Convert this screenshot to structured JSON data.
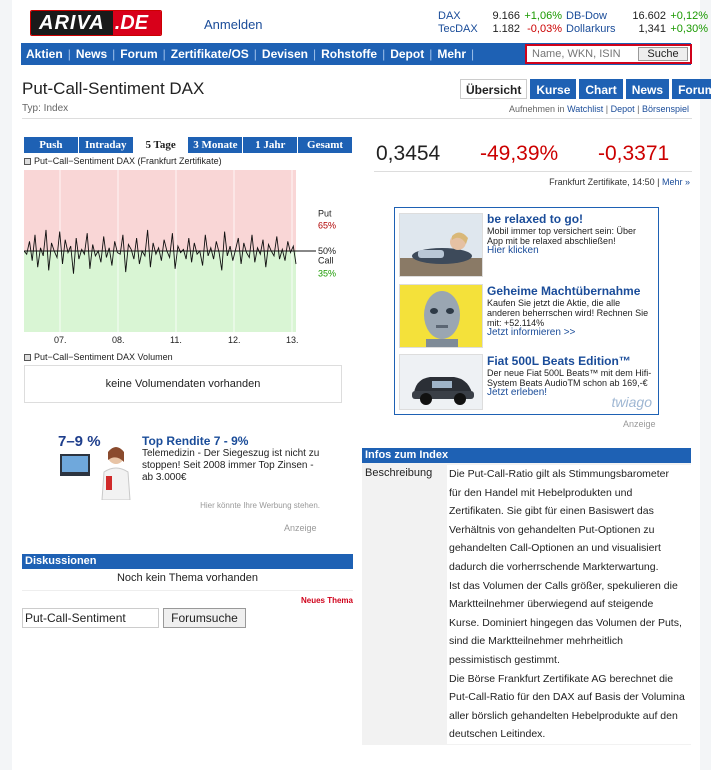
{
  "header": {
    "logo_a": "ARIVA",
    "logo_b": ".DE",
    "login": "Anmelden",
    "tickers": [
      {
        "name": "DAX",
        "value": "9.166",
        "change": "+1,06%",
        "neg": false,
        "name2": "DB-Dow",
        "value2": "16.602",
        "change2": "+0,12%",
        "neg2": false
      },
      {
        "name": "TecDAX",
        "value": "1.182",
        "change": "-0,03%",
        "neg": true,
        "name2": "Dollarkurs",
        "value2": "1,341",
        "change2": "+0,30%",
        "neg2": false
      }
    ]
  },
  "nav": {
    "items": [
      "Aktien",
      "News",
      "Forum",
      "Zertifikate/OS",
      "Devisen",
      "Rohstoffe",
      "Depot",
      "Mehr"
    ],
    "search_placeholder": "Name, WKN, ISIN",
    "search_button": "Suche"
  },
  "page": {
    "title": "Put-Call-Sentiment DAX",
    "typ": "Typ: Index",
    "tabs": [
      "Übersicht",
      "Kurse",
      "Chart",
      "News",
      "Forum"
    ],
    "watch_prefix": "Aufnehmen in",
    "watch_links": [
      "Watchlist",
      "Depot",
      "Börsenspiel"
    ]
  },
  "chart_panel": {
    "period_tabs": [
      "Push",
      "Intraday",
      "5 Tage",
      "3 Monate",
      "1 Jahr",
      "Gesamt"
    ],
    "active_period": 2,
    "legend": "Put−Call−Sentiment DAX (Frankfurt Zertifikate)",
    "volume_legend": "Put−Call−Sentiment DAX Volumen",
    "volume_empty": "keine Volumendaten vorhanden"
  },
  "chart_data": {
    "type": "line",
    "title": "Put−Call−Sentiment DAX (Frankfurt Zertifikate)",
    "x_ticks": [
      "07.",
      "08.",
      "11.",
      "12.",
      "13."
    ],
    "ylim": [
      0,
      100
    ],
    "put_label": "Put",
    "put_level": "65%",
    "mid_label": "50%",
    "call_label": "Call",
    "call_level": "35%",
    "put_value": 65,
    "mid_value": 50,
    "call_value": 35,
    "colors": {
      "put_zone": "#f9d6d6",
      "call_zone": "#d9f5d4",
      "line": "#111111",
      "put_text": "#b00000",
      "call_text": "#1a9900"
    },
    "values": [
      50,
      48,
      56,
      44,
      60,
      40,
      52,
      47,
      63,
      38,
      55,
      50,
      46,
      62,
      42,
      57,
      49,
      53,
      36,
      58,
      45,
      51,
      48,
      61,
      39,
      54,
      47,
      50,
      43,
      59,
      46,
      52,
      41,
      56,
      49,
      48,
      60,
      37,
      54,
      51,
      45,
      58,
      42,
      50,
      47,
      63,
      40,
      55,
      48,
      52,
      44,
      57,
      50,
      46,
      61,
      39,
      53,
      49,
      51,
      45,
      58,
      43,
      55,
      48,
      50,
      41,
      60,
      47,
      52,
      45,
      56,
      49,
      38,
      62,
      47,
      53,
      44,
      51,
      58,
      42,
      55,
      49,
      46,
      60,
      43,
      52,
      48,
      57,
      40,
      54,
      50,
      47,
      59,
      45,
      51,
      44,
      56,
      49,
      53,
      42
    ]
  },
  "quote": {
    "price": "0,3454",
    "change_pct": "-49,39%",
    "change_abs": "-0,3371",
    "meta": "Frankfurt Zertifikate, 14:50",
    "meta_link": "Mehr »"
  },
  "ads_right": {
    "items": [
      {
        "title": "be relaxed to go!",
        "text": "Mobil immer top versichert sein: Über App mit be relaxed abschließen!",
        "link": "Hier klicken"
      },
      {
        "title": "Geheime Machtübernahme",
        "text": "Kaufen Sie jetzt die Aktie, die alle anderen beherrschen wird! Rechnen Sie mit: +52.114%",
        "link": "Jetzt informieren >>"
      },
      {
        "title": "Fiat 500L Beats Edition™",
        "text": "Der neue Fiat 500L Beats™ mit dem Hifi-System Beats AudioTM schon ab 169,-€",
        "link": "Jetzt erleben!"
      }
    ],
    "brand": "twiago",
    "anzeige": "Anzeige"
  },
  "promo_left": {
    "badge": "7–9 %",
    "title": "Top Rendite 7 - 9%",
    "text": "Telemedizin - Der Siegeszug ist nicht zu stoppen! Seit 2008 immer Top Zinsen - ab 3.000€",
    "note": "Hier könnte Ihre Werbung stehen.",
    "anzeige": "Anzeige"
  },
  "discussions": {
    "heading": "Diskussionen",
    "empty": "Noch kein Thema vorhanden",
    "new_topic": "Neues Thema",
    "search_value": "Put-Call-Sentiment",
    "search_button": "Forumsuche"
  },
  "infos": {
    "heading": "Infos zum Index",
    "label": "Beschreibung",
    "lines": [
      "Die Put-Call-Ratio gilt als Stimmungsbarometer",
      "für den Handel mit Hebelprodukten und",
      "Zertifikaten. Sie gibt für einen Basiswert das",
      "Verhältnis von gehandelten Put-Optionen zu",
      "gehandelten Call-Optionen an und visualisiert",
      "dadurch die vorherrschende Markterwartung.",
      "Ist das Volumen der Calls größer, spekulieren die",
      "Marktteilnehmer überwiegend auf steigende",
      "Kurse. Dominiert hingegen das Volumen der Puts,",
      "sind die Marktteilnehmer mehrheitlich",
      "pessimistisch gestimmt.",
      "Die Börse Frankfurt Zertifikate AG berechnet die",
      "Put-Call-Ratio für den DAX auf Basis der Volumina",
      "aller börslich gehandelten Hebelprodukte auf den",
      "deutschen Leitindex."
    ]
  }
}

## The problem
Lines that hold "Fiat" are the ones to copy; find all of them.

## Response
        "title": "Fiat 500L Beats Edition™",
        "text": "Der neue Fiat 500L Beats™ mit dem Hifi-System Beats AudioTM schon ab 169,-€",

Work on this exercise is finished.